**Available data:**
################

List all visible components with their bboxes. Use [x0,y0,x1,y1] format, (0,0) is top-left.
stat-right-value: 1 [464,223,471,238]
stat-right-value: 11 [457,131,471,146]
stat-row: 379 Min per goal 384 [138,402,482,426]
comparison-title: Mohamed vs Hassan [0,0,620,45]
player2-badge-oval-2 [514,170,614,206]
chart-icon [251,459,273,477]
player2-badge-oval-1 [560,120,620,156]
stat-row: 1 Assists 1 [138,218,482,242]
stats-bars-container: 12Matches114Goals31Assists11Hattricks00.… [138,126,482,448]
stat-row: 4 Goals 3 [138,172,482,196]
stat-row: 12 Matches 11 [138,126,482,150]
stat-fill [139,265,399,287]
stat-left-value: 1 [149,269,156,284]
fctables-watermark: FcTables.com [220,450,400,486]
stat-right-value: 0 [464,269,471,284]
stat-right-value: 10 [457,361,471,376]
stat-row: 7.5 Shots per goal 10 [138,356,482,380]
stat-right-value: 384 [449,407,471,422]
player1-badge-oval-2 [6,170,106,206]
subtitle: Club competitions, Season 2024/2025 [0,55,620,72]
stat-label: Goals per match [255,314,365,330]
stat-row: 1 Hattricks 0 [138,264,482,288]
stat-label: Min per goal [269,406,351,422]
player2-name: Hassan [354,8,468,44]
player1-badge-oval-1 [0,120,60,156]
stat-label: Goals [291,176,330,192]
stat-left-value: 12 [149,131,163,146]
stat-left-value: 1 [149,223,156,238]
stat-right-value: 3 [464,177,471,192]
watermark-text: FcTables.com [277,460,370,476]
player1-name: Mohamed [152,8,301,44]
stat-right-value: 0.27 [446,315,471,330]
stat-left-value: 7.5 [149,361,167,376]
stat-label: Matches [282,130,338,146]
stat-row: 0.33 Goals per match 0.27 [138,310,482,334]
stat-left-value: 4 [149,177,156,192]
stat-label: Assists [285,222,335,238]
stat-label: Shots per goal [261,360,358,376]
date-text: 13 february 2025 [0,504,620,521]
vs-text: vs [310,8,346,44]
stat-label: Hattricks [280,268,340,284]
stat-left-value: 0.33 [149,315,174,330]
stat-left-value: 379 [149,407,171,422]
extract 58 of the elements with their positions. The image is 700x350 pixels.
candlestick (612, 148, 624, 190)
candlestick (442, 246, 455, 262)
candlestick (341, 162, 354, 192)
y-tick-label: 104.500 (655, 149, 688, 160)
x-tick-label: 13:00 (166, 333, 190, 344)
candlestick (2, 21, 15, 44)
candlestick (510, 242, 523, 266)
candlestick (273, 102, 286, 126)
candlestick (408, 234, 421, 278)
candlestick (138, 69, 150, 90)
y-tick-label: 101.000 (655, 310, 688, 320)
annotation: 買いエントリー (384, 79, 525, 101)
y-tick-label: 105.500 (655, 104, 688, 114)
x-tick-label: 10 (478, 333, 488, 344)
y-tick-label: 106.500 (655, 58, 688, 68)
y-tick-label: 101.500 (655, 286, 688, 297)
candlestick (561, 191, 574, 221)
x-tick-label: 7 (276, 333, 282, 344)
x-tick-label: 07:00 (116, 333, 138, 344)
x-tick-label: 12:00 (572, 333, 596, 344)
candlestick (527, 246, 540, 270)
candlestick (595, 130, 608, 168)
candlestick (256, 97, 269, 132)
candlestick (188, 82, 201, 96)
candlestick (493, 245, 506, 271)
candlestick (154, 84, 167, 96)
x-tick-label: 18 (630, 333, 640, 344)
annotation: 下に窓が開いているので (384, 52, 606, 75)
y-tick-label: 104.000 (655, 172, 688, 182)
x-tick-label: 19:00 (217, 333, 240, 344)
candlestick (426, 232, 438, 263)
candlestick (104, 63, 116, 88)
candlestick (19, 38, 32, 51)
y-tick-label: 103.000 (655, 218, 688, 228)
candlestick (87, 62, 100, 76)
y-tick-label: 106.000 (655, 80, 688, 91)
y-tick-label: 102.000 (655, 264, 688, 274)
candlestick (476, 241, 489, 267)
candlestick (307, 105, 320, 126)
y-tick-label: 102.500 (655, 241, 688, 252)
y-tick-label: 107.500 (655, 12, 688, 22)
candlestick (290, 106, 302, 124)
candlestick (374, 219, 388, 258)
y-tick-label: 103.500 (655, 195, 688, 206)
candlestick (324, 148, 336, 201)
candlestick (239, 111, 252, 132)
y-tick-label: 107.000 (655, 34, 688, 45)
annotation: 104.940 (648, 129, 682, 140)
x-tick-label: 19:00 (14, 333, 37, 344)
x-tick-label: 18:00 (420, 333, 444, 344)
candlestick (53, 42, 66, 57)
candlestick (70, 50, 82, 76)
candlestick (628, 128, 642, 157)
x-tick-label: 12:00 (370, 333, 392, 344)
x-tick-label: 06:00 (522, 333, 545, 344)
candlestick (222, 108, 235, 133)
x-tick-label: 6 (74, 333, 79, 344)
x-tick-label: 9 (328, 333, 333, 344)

################

**Task to carry out:** Copy out, unchanged, everything from the first of the lines above down to the line containing "stat-row: 4 Goals 3 [138,172,482,196]", including both.

**Output for this exercise:**
List all visible components with their bboxes. Use [x0,y0,x1,y1] format, (0,0) is top-left.
stat-right-value: 1 [464,223,471,238]
stat-right-value: 11 [457,131,471,146]
stat-row: 379 Min per goal 384 [138,402,482,426]
comparison-title: Mohamed vs Hassan [0,0,620,45]
player2-badge-oval-2 [514,170,614,206]
chart-icon [251,459,273,477]
player2-badge-oval-1 [560,120,620,156]
stat-row: 1 Assists 1 [138,218,482,242]
stats-bars-container: 12Matches114Goals31Assists11Hattricks00.… [138,126,482,448]
stat-row: 4 Goals 3 [138,172,482,196]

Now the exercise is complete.